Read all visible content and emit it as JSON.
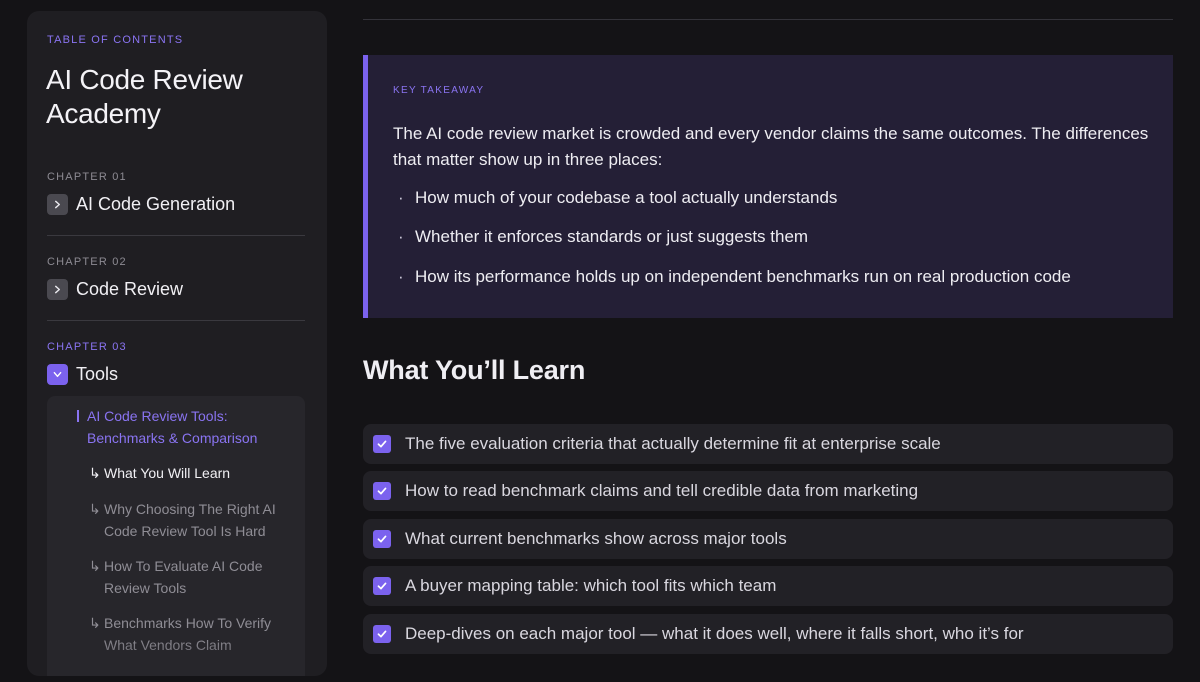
{
  "sidebar": {
    "toc_label": "TABLE OF CONTENTS",
    "title": "AI Code Review Academy",
    "chapters": [
      {
        "number": "CHAPTER 01",
        "name": "AI Code Generation",
        "expanded": false
      },
      {
        "number": "CHAPTER 02",
        "name": "Code Review",
        "expanded": false
      },
      {
        "number": "CHAPTER 03",
        "name": "Tools",
        "expanded": true
      }
    ],
    "active_section": "AI Code Review Tools: Benchmarks & Comparison",
    "subsections": [
      {
        "arrow": "↳",
        "label": "What You Will Learn",
        "current": true
      },
      {
        "arrow": "↳",
        "label": "Why Choosing The Right AI Code Review Tool Is Hard",
        "current": false
      },
      {
        "arrow": "↳",
        "label": "How To Evaluate AI Code Review Tools",
        "current": false
      },
      {
        "arrow": "↳",
        "label": "Benchmarks How To Verify What Vendors Claim",
        "current": false
      }
    ]
  },
  "takeaway": {
    "label": "KEY TAKEAWAY",
    "text": "The AI code review market is crowded and every vendor claims the same outcomes. The differences that matter show up in three places:",
    "bullets": [
      "How much of your codebase a tool actually understands",
      "Whether it enforces standards or just suggests them",
      "How its performance holds up on independent benchmarks run on real production code"
    ]
  },
  "learn": {
    "title": "What You’ll Learn",
    "items": [
      "The five evaluation criteria that actually determine fit at enterprise scale",
      "How to read benchmark claims and tell credible data from marketing",
      "What current benchmarks show across major tools",
      "A buyer mapping table: which tool fits which team",
      "Deep-dives on each major tool — what it does well, where it falls short, who it’s for"
    ]
  },
  "colors": {
    "accent": "#7b62ee",
    "accent_text": "#8a74f2",
    "background": "#141316",
    "panel": "#1f1e22",
    "takeaway_bg": "#241f36"
  },
  "icons": {
    "chapter_collapsed": "chevron-right-icon",
    "chapter_expanded": "chevron-down-icon",
    "learn_item": "check-icon"
  }
}
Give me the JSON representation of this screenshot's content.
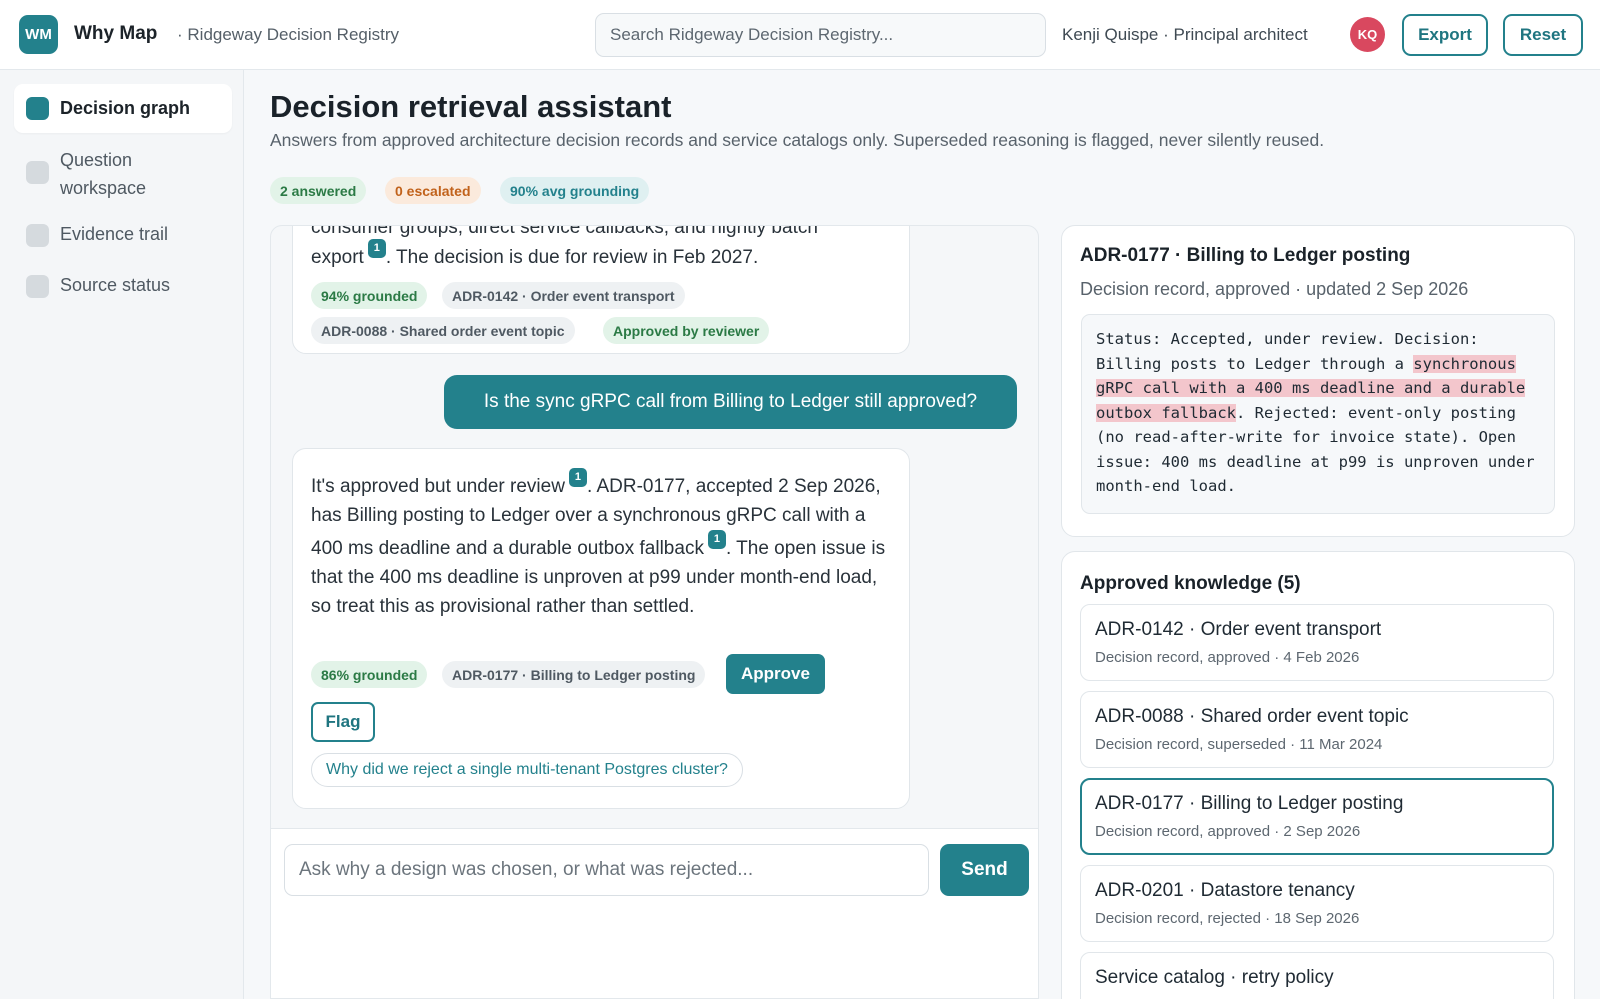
{
  "app": {
    "logo_text": "WM",
    "name": "Why Map",
    "registry": "· Ridgeway Decision Registry"
  },
  "search": {
    "placeholder": "Search Ridgeway Decision Registry..."
  },
  "user": {
    "label": "Kenji Quispe · Principal architect",
    "initials": "KQ"
  },
  "toolbar": {
    "export_label": "Export",
    "reset_label": "Reset"
  },
  "sidebar": {
    "items": [
      {
        "label": "Decision graph",
        "active": true
      },
      {
        "label": "Question workspace"
      },
      {
        "label": "Evidence trail"
      },
      {
        "label": "Source status"
      }
    ]
  },
  "header": {
    "title": "Decision retrieval assistant",
    "subtitle": "Answers from approved architecture decision records and service catalogs only. Superseded reasoning is flagged, never silently reused.",
    "stats": {
      "answered": "2 answered",
      "escalated": "0 escalated",
      "grounding": "90% avg grounding"
    }
  },
  "chat": {
    "msg1": {
      "text_partial": "consumer groups, direct service callbacks, and nightly batch",
      "text_line2_a": "export",
      "cite": "1",
      "text_line2_b": ". The decision is due for review in Feb 2027.",
      "chips": [
        "94% grounded",
        "ADR-0142 · Order event transport",
        "ADR-0088 · Shared order event topic",
        "Approved by reviewer"
      ]
    },
    "user_msg": "Is the sync gRPC call from Billing to Ledger still approved?",
    "msg2": {
      "text_a": "It's approved but under review",
      "cite_a": "1",
      "text_b": ". ADR-0177, accepted 2 Sep 2026, has Billing posting to Ledger over a synchronous gRPC call with a 400 ms deadline and a durable outbox fallback",
      "cite_b": "1",
      "text_c": ". The open issue is that the 400 ms deadline is unproven at p99 under month-end load, so treat this as provisional rather than settled.",
      "chips": [
        "86% grounded",
        "ADR-0177 · Billing to Ledger posting"
      ],
      "approve_label": "Approve",
      "flag_label": "Flag",
      "suggestion": "Why did we reject a single multi-tenant Postgres cluster?"
    },
    "composer": {
      "placeholder": "Ask why a design was chosen, or what was rejected...",
      "send_label": "Send"
    }
  },
  "detail": {
    "title": "ADR-0177 · Billing to Ledger posting",
    "meta": "Decision record, approved · updated 2 Sep 2026",
    "body_pre": "Status: Accepted, under review. Decision: Billing posts to Ledger through a ",
    "body_highlight": "synchronous gRPC call with a 400 ms deadline and a durable outbox fallback",
    "body_post": ". Rejected: event-only posting (no read-after-write for invoice state). Open issue: 400 ms deadline at p99 is unproven under month-end load."
  },
  "knowledge": {
    "title": "Approved knowledge (5)",
    "items": [
      {
        "title": "ADR-0142 · Order event transport",
        "meta": "Decision record, approved · 4 Feb 2026"
      },
      {
        "title": "ADR-0088 · Shared order event topic",
        "meta": "Decision record, superseded · 11 Mar 2024"
      },
      {
        "title": "ADR-0177 · Billing to Ledger posting",
        "meta": "Decision record, approved · 2 Sep 2026",
        "selected": true
      },
      {
        "title": "ADR-0201 · Datastore tenancy",
        "meta": "Decision record, rejected · 18 Sep 2026"
      },
      {
        "title": "Service catalog · retry policy",
        "meta": ""
      }
    ]
  },
  "colors": {
    "accent": "#23818c",
    "avatar": "#d9485f",
    "highlight": "#f3c6cc"
  }
}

=-=-=

• [TASK] Copy all lines in the listing above where the string "number" appears.

• [THE OUTPUT]
        "number": "CHAPTER 01",
        "number": "CHAPTER 02",
        "number": "CHAPTER 03",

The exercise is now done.